DATASET ENTRIES start

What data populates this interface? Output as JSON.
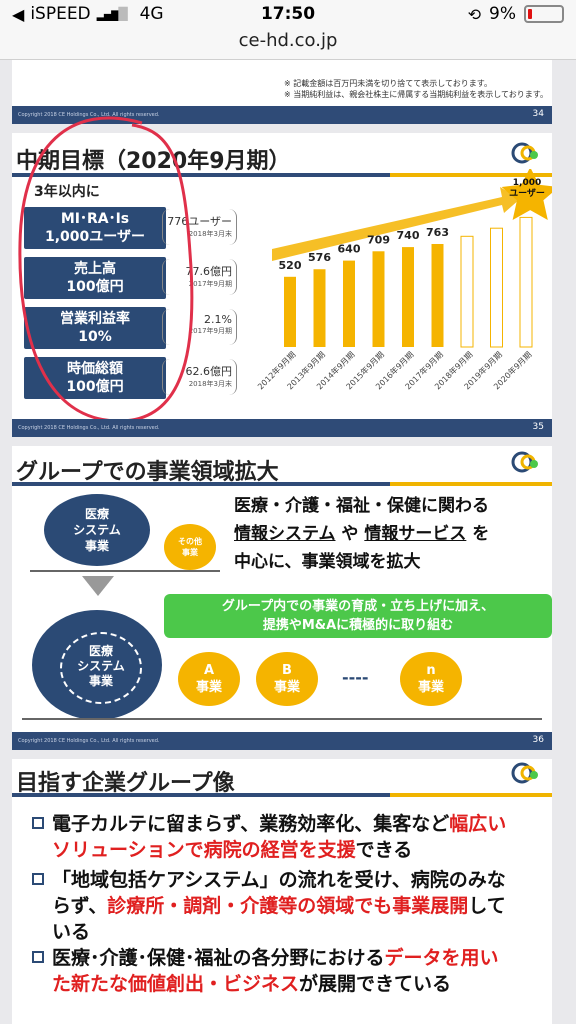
{
  "status_bar": {
    "carrier": "iSPEED",
    "network": "4G",
    "time": "17:50",
    "battery": "9%"
  },
  "browser": {
    "url": "ce-hd.co.jp"
  },
  "slide34": {
    "notes": [
      "※ 記載金額は百万円未満を切り捨てて表示しております。",
      "※ 当期純利益は、親会社株主に帰属する当期純利益を表示しております。"
    ],
    "copyright": "Copyright 2018 CE Holdings Co., Ltd. All rights reserved.",
    "page": "34"
  },
  "slide35": {
    "title": "中期目標（2020年9月期）",
    "subtitle": "3年以内に",
    "goals": [
      {
        "line1": "MI･RA･Is",
        "line2": "1,000ユーザー",
        "value": "776ユーザー",
        "date": "2018年3月末"
      },
      {
        "line1": "売上高",
        "line2": "100億円",
        "value": "77.6億円",
        "date": "2017年9月期"
      },
      {
        "line1": "営業利益率",
        "line2": "10%",
        "value": "2.1%",
        "date": "2017年9月期"
      },
      {
        "line1": "時価総額",
        "line2": "100億円",
        "value": "62.6億円",
        "date": "2018年3月末"
      }
    ],
    "star_label_1": "1,000",
    "star_label_2": "ユーザー",
    "copyright": "Copyright 2018 CE Holdings Co., Ltd. All rights reserved.",
    "page": "35"
  },
  "chart_data": {
    "type": "bar",
    "categories": [
      "2012年9月期",
      "2013年9月期",
      "2014年9月期",
      "2015年9月期",
      "2016年9月期",
      "2017年9月期",
      "2018年9月期",
      "2019年9月期",
      "2020年9月期"
    ],
    "values": [
      520,
      576,
      640,
      709,
      740,
      763,
      null,
      null,
      null
    ],
    "labels": [
      "520",
      "576",
      "640",
      "709",
      "740",
      "763",
      "",
      "",
      ""
    ],
    "color": "#f5b400",
    "ylim": [
      0,
      1000
    ]
  },
  "slide36": {
    "title": "グループでの事業領域拡大",
    "circle_main": "医療\nシステム\n事業",
    "circle_other": "その他\n事業",
    "headline_1": "医療・介護・福祉・保健に関わる",
    "headline_2a": "情報システム",
    "headline_2b": " や ",
    "headline_2c": "情報サービス",
    "headline_2d": " を",
    "headline_3": "中心に、事業領域を拡大",
    "green_1": "グループ内での事業の育成・立ち上げに加え、",
    "green_2": "提携やM&Aに積極的に取り組む",
    "inner_circle": "医療\nシステム\n事業",
    "biz_a": "A\n事業",
    "biz_b": "B\n事業",
    "biz_dash": "----",
    "biz_n": "n\n事業",
    "copyright": "Copyright 2018 CE Holdings Co., Ltd. All rights reserved.",
    "page": "36"
  },
  "slide37": {
    "title": "目指す企業グループ像",
    "b1_a": "電子カルテに留まらず、業務効率化、集客など",
    "b1_b": "幅広い",
    "b1_c": "ソリューションで病院の経営を支援",
    "b1_d": "できる",
    "b2_a": "「地域包括ケアシステム」の流れを受け、病院のみな",
    "b2_b": "らず、",
    "b2_c": "診療所・調剤・介護等の領域でも事業展開",
    "b2_d": "して",
    "b2_e": "いる",
    "b3_a": "医療･介護･保健･福祉の各分野における",
    "b3_b": "データを用い",
    "b3_c": "た新たな価値創出・ビジネス",
    "b3_d": "が展開できている"
  },
  "colors": {
    "navy": "#2b4a75",
    "orange": "#f5b400",
    "green": "#4cc84a",
    "red": "#e02020",
    "annotation": "#e0304a"
  }
}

DATASET ENTRIES end

DIRECTIONS:
Copy out all of the material exactly as written, without its pictures.

OUTPUT FOR THIS TASK:
What data populates this interface? Output as JSON.
{
  "status_bar": {
    "carrier": "iSPEED",
    "network": "4G",
    "time": "17:50",
    "battery": "9%"
  },
  "browser": {
    "url": "ce-hd.co.jp"
  },
  "slide34": {
    "notes": [
      "※ 記載金額は百万円未満を切り捨てて表示しております。",
      "※ 当期純利益は、親会社株主に帰属する当期純利益を表示しております。"
    ],
    "copyright": "Copyright 2018 CE Holdings Co., Ltd. All rights reserved.",
    "page": "34"
  },
  "slide35": {
    "title": "中期目標（2020年9月期）",
    "subtitle": "3年以内に",
    "goals": [
      {
        "line1": "MI･RA･Is",
        "line2": "1,000ユーザー",
        "value": "776ユーザー",
        "date": "2018年3月末"
      },
      {
        "line1": "売上高",
        "line2": "100億円",
        "value": "77.6億円",
        "date": "2017年9月期"
      },
      {
        "line1": "営業利益率",
        "line2": "10%",
        "value": "2.1%",
        "date": "2017年9月期"
      },
      {
        "line1": "時価総額",
        "line2": "100億円",
        "value": "62.6億円",
        "date": "2018年3月末"
      }
    ],
    "star_label_1": "1,000",
    "star_label_2": "ユーザー",
    "copyright": "Copyright 2018 CE Holdings Co., Ltd. All rights reserved.",
    "page": "35"
  },
  "chart_data": {
    "type": "bar",
    "categories": [
      "2012年9月期",
      "2013年9月期",
      "2014年9月期",
      "2015年9月期",
      "2016年9月期",
      "2017年9月期",
      "2018年9月期",
      "2019年9月期",
      "2020年9月期"
    ],
    "values": [
      520,
      576,
      640,
      709,
      740,
      763,
      null,
      null,
      null
    ],
    "labels": [
      "520",
      "576",
      "640",
      "709",
      "740",
      "763",
      "",
      "",
      ""
    ],
    "color": "#f5b400",
    "ylim": [
      0,
      1000
    ]
  },
  "slide36": {
    "title": "グループでの事業領域拡大",
    "circle_main": "医療\nシステム\n事業",
    "circle_other": "その他\n事業",
    "headline_1": "医療・介護・福祉・保健に関わる",
    "headline_2a": "情報システム",
    "headline_2b": " や ",
    "headline_2c": "情報サービス",
    "headline_2d": " を",
    "headline_3": "中心に、事業領域を拡大",
    "green_1": "グループ内での事業の育成・立ち上げに加え、",
    "green_2": "提携やM&Aに積極的に取り組む",
    "inner_circle": "医療\nシステム\n事業",
    "biz_a": "A\n事業",
    "biz_b": "B\n事業",
    "biz_dash": "----",
    "biz_n": "n\n事業",
    "copyright": "Copyright 2018 CE Holdings Co., Ltd. All rights reserved.",
    "page": "36"
  },
  "slide37": {
    "title": "目指す企業グループ像",
    "b1_a": "電子カルテに留まらず、業務効率化、集客など",
    "b1_b": "幅広い",
    "b1_c": "ソリューションで病院の経営を支援",
    "b1_d": "できる",
    "b2_a": "「地域包括ケアシステム」の流れを受け、病院のみな",
    "b2_b": "らず、",
    "b2_c": "診療所・調剤・介護等の領域でも事業展開",
    "b2_d": "して",
    "b2_e": "いる",
    "b3_a": "医療･介護･保健･福祉の各分野における",
    "b3_b": "データを用い",
    "b3_c": "た新たな価値創出・ビジネス",
    "b3_d": "が展開できている"
  },
  "colors": {
    "navy": "#2b4a75",
    "orange": "#f5b400",
    "green": "#4cc84a",
    "red": "#e02020",
    "annotation": "#e0304a"
  }
}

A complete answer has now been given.